**Work required**: Answer with one number: the count of lines in this material that hold the word "name".

[Extracted data entries]
◆ ◆ ◆ ◆ ◆

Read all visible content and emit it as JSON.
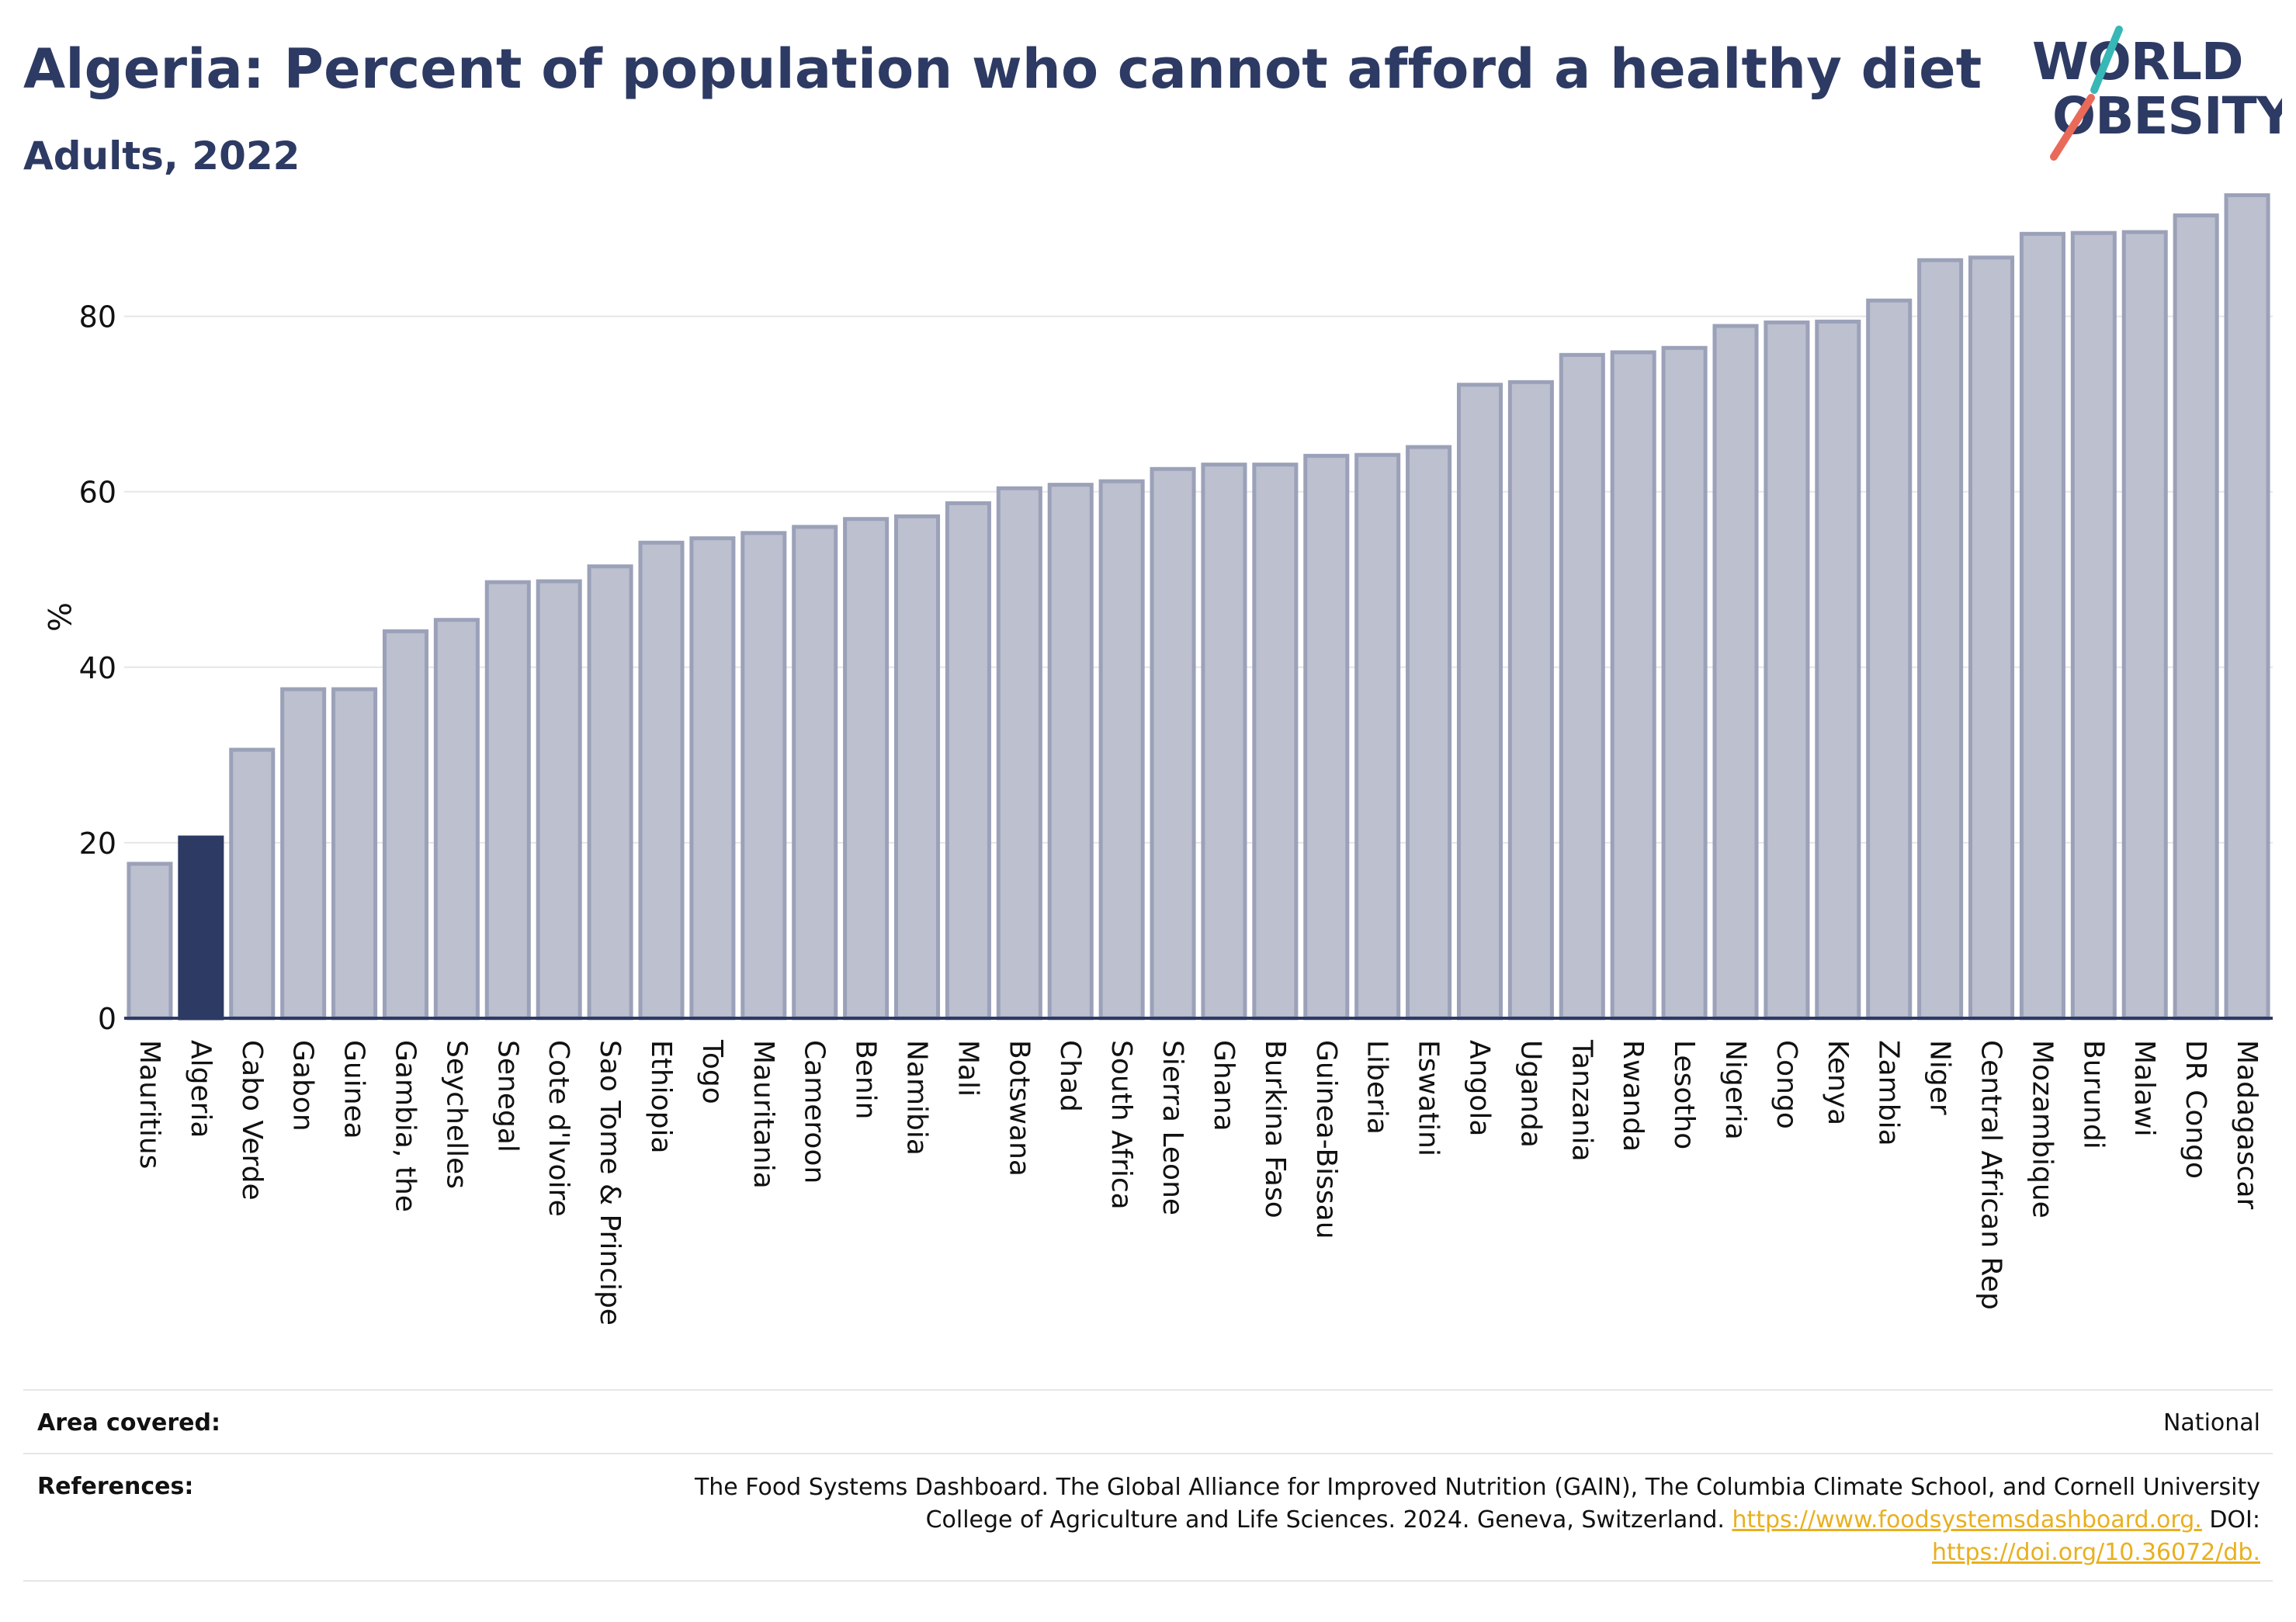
{
  "header": {
    "title": "Algeria: Percent of population who cannot afford a healthy diet",
    "subtitle": "Adults, 2022"
  },
  "logo": {
    "line1": "WORLD",
    "line2": "OBESITY",
    "colors": {
      "text": "#2d3a63",
      "stroke_top": "#37b8b7",
      "stroke_bottom": "#ea6a5a"
    }
  },
  "chart_data": {
    "type": "bar",
    "ylabel": "%",
    "xlabel": "",
    "ylim": [
      0,
      95
    ],
    "yticks": [
      0,
      20,
      40,
      60,
      80
    ],
    "grid": true,
    "highlight": "Algeria",
    "colors": {
      "bar_fill": "#bcc0cf",
      "bar_stroke": "#9ba1b8",
      "highlight_fill": "#2d3a63",
      "grid": "#e6e6e6",
      "axis": "#2d3a63"
    },
    "categories": [
      "Mauritius",
      "Algeria",
      "Cabo Verde",
      "Gabon",
      "Guinea",
      "Gambia, the",
      "Seychelles",
      "Senegal",
      "Cote d'Ivoire",
      "Sao Tome & Principe",
      "Ethiopia",
      "Togo",
      "Mauritania",
      "Cameroon",
      "Benin",
      "Namibia",
      "Mali",
      "Botswana",
      "Chad",
      "South Africa",
      "Sierra Leone",
      "Ghana",
      "Burkina Faso",
      "Guinea-Bissau",
      "Liberia",
      "Eswatini",
      "Angola",
      "Uganda",
      "Tanzania",
      "Rwanda",
      "Lesotho",
      "Nigeria",
      "Congo",
      "Kenya",
      "Zambia",
      "Niger",
      "Central African Rep",
      "Mozambique",
      "Burundi",
      "Malawi",
      "DR Congo",
      "Madagascar"
    ],
    "values": [
      17.6,
      20.6,
      30.6,
      37.5,
      37.5,
      44.1,
      45.4,
      49.7,
      49.8,
      51.5,
      54.2,
      54.7,
      55.3,
      56.0,
      56.9,
      57.2,
      58.7,
      60.4,
      60.8,
      61.2,
      62.6,
      63.1,
      63.1,
      64.1,
      64.2,
      65.1,
      72.2,
      72.5,
      75.6,
      75.9,
      76.4,
      78.9,
      79.3,
      79.4,
      81.8,
      86.4,
      86.7,
      89.4,
      89.5,
      89.6,
      91.5,
      93.8
    ]
  },
  "footer": {
    "area_label": "Area covered:",
    "area_value": "National",
    "references_label": "References:",
    "references_text": "The Food Systems Dashboard. The Global Alliance for Improved Nutrition (GAIN), The Columbia Climate School, and Cornell University College of Agriculture and Life Sciences. 2024. Geneva, Switzerland.",
    "references_link1": "https://www.foodsystemsdashboard.org.",
    "references_doi_label": "DOI:",
    "references_link2": "https://doi.org/10.36072/db."
  }
}
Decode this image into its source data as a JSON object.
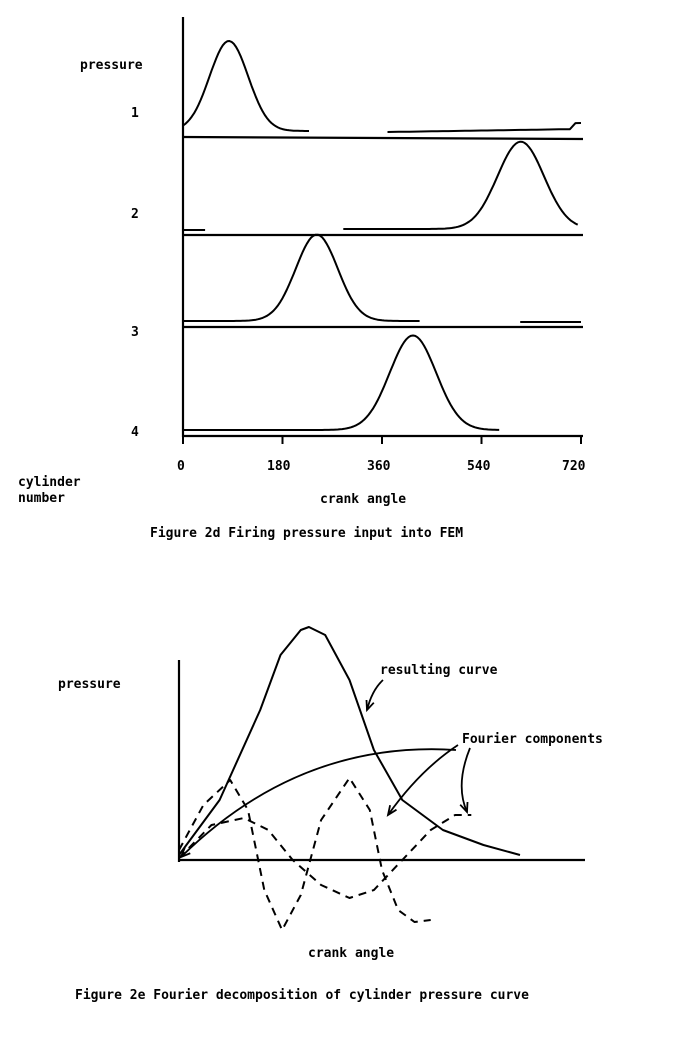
{
  "chart_data": [
    {
      "type": "line",
      "title": "Figure 2d Firing pressure input into FEM",
      "xlabel": "crank angle",
      "ylabel": "pressure",
      "row_label": "cylinder number",
      "x_ticks": [
        "0",
        "180",
        "360",
        "540",
        "720"
      ],
      "xlim": [
        0,
        720
      ],
      "series": [
        {
          "name": "1",
          "peak_angle": 83,
          "peak_pressure": 1.0,
          "spread": 35,
          "range": [
            0,
            230
          ],
          "tail": [
            370,
            720
          ]
        },
        {
          "name": "2",
          "peak_angle": 611,
          "peak_pressure": 0.97,
          "spread": 42,
          "range": [
            290,
            715
          ],
          "tail": [
            0,
            40
          ]
        },
        {
          "name": "3",
          "peak_angle": 242,
          "peak_pressure": 0.96,
          "spread": 38,
          "range": [
            0,
            430
          ],
          "tail": [
            610,
            720
          ]
        },
        {
          "name": "4",
          "peak_angle": 416,
          "peak_pressure": 1.05,
          "spread": 42,
          "range": [
            0,
            575
          ],
          "tail": null
        }
      ]
    },
    {
      "type": "line",
      "title": "Figure 2e Fourier decomposition of cylinder pressure curve",
      "xlabel": "crank angle",
      "ylabel": "pressure",
      "annotations": [
        "resulting curve",
        "Fourier components"
      ],
      "series": [
        {
          "name": "resulting curve",
          "style": "solid",
          "points": [
            [
              0,
              0.05
            ],
            [
              10,
              0.6
            ],
            [
              20,
              1.5
            ],
            [
              25,
              2.05
            ],
            [
              30,
              2.3
            ],
            [
              32,
              2.33
            ],
            [
              36,
              2.25
            ],
            [
              42,
              1.8
            ],
            [
              48,
              1.1
            ],
            [
              55,
              0.6
            ],
            [
              65,
              0.3
            ],
            [
              75,
              0.15
            ],
            [
              84,
              0.05
            ]
          ]
        },
        {
          "name": "Fourier component 1",
          "style": "dashed",
          "points": [
            [
              0,
              0.1
            ],
            [
              6,
              0.55
            ],
            [
              12.6,
              0.8
            ],
            [
              17,
              0.5
            ],
            [
              21,
              -0.3
            ],
            [
              25.4,
              -0.7
            ],
            [
              30,
              -0.35
            ],
            [
              35,
              0.4
            ],
            [
              42,
              0.82
            ],
            [
              47,
              0.5
            ],
            [
              50,
              -0.1
            ],
            [
              54,
              -0.5
            ],
            [
              58,
              -0.62
            ],
            [
              62,
              -0.6
            ]
          ]
        },
        {
          "name": "Fourier component 2",
          "style": "dashed",
          "points": [
            [
              0,
              0.02
            ],
            [
              8,
              0.35
            ],
            [
              16,
              0.42
            ],
            [
              22,
              0.3
            ],
            [
              28,
              0.0
            ],
            [
              35,
              -0.25
            ],
            [
              42,
              -0.38
            ],
            [
              48,
              -0.3
            ],
            [
              55,
              0.0
            ],
            [
              62,
              0.3
            ],
            [
              68,
              0.45
            ],
            [
              72,
              0.45
            ]
          ]
        }
      ]
    }
  ]
}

◆ ◆ ◆ ◆ ◆

**Full solution**: 7